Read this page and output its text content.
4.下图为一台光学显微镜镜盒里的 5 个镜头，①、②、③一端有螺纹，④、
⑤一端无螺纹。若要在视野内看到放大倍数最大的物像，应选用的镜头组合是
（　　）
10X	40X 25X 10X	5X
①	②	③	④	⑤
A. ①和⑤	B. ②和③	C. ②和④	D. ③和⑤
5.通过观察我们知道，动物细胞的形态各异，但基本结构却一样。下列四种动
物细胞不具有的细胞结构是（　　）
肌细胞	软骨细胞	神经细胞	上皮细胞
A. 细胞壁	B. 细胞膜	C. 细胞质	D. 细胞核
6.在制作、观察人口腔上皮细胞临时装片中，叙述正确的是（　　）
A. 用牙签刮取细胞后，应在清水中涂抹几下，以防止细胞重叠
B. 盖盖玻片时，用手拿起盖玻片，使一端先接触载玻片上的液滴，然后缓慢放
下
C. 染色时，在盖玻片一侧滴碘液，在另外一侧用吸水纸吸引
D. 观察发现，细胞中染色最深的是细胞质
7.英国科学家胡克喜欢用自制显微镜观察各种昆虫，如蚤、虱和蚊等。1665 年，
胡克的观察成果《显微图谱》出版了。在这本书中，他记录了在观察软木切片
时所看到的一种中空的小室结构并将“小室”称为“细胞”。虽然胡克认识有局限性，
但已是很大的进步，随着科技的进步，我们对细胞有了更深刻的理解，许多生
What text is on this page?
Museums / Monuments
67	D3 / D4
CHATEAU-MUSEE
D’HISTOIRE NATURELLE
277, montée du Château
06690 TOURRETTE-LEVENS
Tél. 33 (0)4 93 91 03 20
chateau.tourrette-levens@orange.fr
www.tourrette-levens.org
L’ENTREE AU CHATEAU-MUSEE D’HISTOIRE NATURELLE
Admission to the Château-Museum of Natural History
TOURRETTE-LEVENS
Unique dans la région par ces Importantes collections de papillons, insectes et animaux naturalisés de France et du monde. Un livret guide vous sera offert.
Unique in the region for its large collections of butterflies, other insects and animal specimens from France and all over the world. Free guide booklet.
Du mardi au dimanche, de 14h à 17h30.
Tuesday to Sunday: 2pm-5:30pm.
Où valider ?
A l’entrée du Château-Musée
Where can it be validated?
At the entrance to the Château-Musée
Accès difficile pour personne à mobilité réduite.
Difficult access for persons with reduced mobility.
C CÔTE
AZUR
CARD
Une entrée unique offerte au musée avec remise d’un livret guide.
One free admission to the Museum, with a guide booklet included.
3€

++++

- Task instructions: Go through the material above line by line and copy it exactly.

- Problem solution:
Read this page and output its text content.
4.下图为一台光学显微镜镜盒里的 5 个镜头，①、②、③一端有螺纹，④、
⑤一端无螺纹。若要在视野内看到放大倍数最大的物像，应选用的镜头组合是
（　　）
10X	40X 25X 10X	5X
①	②	③	④	⑤
A. ①和⑤	B. ②和③	C. ②和④	D. ③和⑤
5.通过观察我们知道，动物细胞的形态各异，但基本结构却一样。下列四种动
物细胞不具有的细胞结构是（　　）
肌细胞	软骨细胞	神经细胞	上皮细胞
A. 细胞壁	B. 细胞膜	C. 细胞质	D. 细胞核
6.在制作、观察人口腔上皮细胞临时装片中，叙述正确的是（　　）
A. 用牙签刮取细胞后，应在清水中涂抹几下，以防止细胞重叠
B. 盖盖玻片时，用手拿起盖玻片，使一端先接触载玻片上的液滴，然后缓慢放
下
C. 染色时，在盖玻片一侧滴碘液，在另外一侧用吸水纸吸引
D. 观察发现，细胞中染色最深的是细胞质
7.英国科学家胡克喜欢用自制显微镜观察各种昆虫，如蚤、虱和蚊等。1665 年，
胡克的观察成果《显微图谱》出版了。在这本书中，他记录了在观察软木切片
时所看到的一种中空的小室结构并将“小室”称为“细胞”。虽然胡克认识有局限性，
但已是很大的进步，随着科技的进步，我们对细胞有了更深刻的理解，许多生
What text is on this page?
Museums / Monuments
67	D3 / D4
CHATEAU-MUSEE
D’HISTOIRE NATURELLE
277, montée du Château
06690 TOURRETTE-LEVENS
Tél. 33 (0)4 93 91 03 20
chateau.tourrette-levens@orange.fr
www.tourrette-levens.org
L’ENTREE AU CHATEAU-MUSEE D’HISTOIRE NATURELLE
Admission to the Château-Museum of Natural History
TOURRETTE-LEVENS
Unique dans la région par ces Importantes collections de papillons, insectes et animaux naturalisés de France et du monde. Un livret guide vous sera offert.
Unique in the region for its large collections of butterflies, other insects and animal specimens from France and all over the world. Free guide booklet.
Du mardi au dimanche, de 14h à 17h30.
Tuesday to Sunday: 2pm-5:30pm.
Où valider ?
A l’entrée du Château-Musée
Where can it be validated?
At the entrance to the Château-Musée
Accès difficile pour personne à mobilité réduite.
Difficult access for persons with reduced mobility.
C CÔTE
AZUR
CARD
Une entrée unique offerte au musée avec remise d’un livret guide.
One free admission to the Museum, with a guide booklet included.
3€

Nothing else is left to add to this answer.